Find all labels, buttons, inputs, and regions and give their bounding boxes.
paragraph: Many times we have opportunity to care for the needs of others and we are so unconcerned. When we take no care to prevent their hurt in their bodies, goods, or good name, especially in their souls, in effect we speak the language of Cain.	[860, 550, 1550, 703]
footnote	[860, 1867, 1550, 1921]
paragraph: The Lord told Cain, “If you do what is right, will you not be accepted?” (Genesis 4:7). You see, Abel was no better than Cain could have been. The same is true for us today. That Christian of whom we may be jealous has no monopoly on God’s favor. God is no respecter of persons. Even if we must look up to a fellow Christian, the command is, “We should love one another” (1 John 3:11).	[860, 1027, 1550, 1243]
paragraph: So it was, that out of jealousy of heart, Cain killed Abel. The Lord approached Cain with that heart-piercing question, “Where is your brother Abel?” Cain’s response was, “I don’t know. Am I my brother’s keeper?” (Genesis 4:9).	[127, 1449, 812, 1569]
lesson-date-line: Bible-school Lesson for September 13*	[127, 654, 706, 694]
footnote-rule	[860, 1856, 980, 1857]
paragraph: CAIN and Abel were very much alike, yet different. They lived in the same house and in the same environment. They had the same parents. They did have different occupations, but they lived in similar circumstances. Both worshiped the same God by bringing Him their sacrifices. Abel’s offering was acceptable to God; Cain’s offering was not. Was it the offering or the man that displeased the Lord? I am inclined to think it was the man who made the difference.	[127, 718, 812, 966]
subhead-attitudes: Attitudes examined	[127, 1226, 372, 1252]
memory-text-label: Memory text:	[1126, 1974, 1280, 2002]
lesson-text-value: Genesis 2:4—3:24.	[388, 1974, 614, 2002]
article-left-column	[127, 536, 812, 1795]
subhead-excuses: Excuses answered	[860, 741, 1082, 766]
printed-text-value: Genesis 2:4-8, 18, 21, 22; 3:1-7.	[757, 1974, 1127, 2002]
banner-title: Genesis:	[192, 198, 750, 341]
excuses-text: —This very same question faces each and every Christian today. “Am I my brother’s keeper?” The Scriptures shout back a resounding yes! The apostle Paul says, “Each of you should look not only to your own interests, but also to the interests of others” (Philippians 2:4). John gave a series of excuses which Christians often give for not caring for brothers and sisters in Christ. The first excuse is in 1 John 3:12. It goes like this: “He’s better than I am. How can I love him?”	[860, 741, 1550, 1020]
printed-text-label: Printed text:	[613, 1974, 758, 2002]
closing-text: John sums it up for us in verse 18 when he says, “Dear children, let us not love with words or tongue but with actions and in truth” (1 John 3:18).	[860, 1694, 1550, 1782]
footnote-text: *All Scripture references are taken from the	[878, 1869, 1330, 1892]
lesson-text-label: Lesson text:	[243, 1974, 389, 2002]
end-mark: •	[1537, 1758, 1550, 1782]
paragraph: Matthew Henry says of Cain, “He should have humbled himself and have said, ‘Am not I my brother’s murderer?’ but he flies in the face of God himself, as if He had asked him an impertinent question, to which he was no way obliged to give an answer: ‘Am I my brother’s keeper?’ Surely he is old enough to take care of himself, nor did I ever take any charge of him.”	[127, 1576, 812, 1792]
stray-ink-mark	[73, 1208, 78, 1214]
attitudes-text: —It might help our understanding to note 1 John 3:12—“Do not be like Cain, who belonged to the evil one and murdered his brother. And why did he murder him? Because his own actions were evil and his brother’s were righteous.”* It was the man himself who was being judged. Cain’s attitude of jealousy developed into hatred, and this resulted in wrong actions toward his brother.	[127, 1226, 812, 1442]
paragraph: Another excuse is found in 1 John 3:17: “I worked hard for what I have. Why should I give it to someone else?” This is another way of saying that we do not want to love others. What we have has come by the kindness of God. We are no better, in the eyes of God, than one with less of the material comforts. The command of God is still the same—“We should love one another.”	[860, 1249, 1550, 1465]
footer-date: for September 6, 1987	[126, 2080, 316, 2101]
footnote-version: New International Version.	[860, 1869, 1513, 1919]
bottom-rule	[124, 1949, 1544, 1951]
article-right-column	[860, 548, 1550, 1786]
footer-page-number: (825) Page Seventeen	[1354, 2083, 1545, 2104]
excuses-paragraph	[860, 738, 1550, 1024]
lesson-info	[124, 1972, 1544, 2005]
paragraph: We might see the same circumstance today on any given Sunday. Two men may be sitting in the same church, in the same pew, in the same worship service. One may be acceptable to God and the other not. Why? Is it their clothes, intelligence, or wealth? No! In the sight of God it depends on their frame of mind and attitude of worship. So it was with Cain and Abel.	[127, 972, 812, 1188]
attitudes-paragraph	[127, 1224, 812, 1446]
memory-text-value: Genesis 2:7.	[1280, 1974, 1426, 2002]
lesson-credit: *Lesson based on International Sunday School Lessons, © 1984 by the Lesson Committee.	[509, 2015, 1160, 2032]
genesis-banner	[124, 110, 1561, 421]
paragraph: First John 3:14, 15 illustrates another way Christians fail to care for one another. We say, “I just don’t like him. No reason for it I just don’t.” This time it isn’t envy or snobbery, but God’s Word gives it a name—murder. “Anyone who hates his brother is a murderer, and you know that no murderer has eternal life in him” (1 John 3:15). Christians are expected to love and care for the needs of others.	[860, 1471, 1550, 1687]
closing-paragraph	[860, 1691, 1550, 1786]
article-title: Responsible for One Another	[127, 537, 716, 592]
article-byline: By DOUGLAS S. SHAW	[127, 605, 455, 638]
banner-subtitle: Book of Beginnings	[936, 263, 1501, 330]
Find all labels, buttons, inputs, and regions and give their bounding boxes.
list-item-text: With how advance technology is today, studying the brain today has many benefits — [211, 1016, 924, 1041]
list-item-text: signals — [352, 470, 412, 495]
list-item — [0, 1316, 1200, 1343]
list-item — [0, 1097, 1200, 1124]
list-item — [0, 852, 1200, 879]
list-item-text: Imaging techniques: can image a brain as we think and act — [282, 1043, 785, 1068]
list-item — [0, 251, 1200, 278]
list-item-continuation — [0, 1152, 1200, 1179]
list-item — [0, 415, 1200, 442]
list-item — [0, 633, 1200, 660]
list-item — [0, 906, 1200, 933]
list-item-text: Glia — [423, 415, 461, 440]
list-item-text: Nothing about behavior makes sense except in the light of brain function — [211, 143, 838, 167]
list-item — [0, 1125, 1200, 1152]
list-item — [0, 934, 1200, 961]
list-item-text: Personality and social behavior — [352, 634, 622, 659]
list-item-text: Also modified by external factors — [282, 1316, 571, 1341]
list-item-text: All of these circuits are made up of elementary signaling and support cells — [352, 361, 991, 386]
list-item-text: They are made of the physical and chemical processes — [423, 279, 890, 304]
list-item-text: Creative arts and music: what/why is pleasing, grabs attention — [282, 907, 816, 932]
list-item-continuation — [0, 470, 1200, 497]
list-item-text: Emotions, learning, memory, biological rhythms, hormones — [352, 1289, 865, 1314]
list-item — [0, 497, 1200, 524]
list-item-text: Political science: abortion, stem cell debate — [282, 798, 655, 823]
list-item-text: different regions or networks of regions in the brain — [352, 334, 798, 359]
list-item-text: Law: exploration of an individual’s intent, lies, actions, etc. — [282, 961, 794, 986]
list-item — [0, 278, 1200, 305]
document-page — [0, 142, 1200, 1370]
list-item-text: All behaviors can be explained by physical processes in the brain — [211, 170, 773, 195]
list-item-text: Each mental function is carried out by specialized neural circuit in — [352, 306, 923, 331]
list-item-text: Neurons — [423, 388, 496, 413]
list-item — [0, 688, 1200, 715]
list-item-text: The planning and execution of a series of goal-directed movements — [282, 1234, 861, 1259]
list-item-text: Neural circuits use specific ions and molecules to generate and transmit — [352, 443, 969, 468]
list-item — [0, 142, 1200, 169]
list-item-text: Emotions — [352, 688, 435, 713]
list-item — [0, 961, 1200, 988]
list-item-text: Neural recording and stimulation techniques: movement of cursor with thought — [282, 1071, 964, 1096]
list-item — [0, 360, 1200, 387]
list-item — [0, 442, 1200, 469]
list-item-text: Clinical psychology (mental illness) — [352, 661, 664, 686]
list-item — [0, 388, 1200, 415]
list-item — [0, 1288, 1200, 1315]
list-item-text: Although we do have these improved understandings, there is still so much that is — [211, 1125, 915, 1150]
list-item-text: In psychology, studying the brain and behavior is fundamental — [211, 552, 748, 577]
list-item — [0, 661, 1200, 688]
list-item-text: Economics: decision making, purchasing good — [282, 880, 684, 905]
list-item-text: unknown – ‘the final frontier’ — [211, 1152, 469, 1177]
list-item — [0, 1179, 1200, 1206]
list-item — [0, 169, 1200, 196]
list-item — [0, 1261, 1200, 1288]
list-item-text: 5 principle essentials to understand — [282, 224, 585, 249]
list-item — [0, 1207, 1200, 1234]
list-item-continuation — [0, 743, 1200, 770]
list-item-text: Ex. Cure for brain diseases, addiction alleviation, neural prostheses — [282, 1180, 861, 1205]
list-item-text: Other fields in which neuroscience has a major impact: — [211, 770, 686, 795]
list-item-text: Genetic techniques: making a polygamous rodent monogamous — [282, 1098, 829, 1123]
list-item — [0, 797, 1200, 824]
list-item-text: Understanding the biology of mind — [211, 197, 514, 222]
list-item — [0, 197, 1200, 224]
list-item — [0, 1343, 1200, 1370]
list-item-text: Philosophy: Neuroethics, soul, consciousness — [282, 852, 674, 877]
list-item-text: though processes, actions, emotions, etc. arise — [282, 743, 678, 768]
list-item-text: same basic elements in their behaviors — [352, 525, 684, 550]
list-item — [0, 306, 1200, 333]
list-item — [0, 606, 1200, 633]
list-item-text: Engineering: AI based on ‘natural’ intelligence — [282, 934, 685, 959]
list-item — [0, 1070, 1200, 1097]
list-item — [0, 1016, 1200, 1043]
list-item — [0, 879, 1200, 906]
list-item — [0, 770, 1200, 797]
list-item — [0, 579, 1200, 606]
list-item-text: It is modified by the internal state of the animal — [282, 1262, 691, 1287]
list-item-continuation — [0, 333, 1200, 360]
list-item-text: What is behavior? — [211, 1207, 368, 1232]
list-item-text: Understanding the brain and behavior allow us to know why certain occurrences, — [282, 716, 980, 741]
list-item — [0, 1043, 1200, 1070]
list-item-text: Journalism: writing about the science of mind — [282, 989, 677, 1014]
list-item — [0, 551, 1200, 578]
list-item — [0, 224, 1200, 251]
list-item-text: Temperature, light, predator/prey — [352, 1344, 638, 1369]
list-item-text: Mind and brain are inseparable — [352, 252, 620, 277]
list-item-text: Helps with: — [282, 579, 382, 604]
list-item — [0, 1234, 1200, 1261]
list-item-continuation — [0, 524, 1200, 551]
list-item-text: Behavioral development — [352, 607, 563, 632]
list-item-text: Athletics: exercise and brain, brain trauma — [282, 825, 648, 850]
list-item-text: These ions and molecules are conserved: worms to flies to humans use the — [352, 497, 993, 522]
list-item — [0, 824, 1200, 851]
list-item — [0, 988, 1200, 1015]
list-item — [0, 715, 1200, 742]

····················

Required action.
For every line above that holds the string "value", add one to a count; give that count alone.

Solution.
3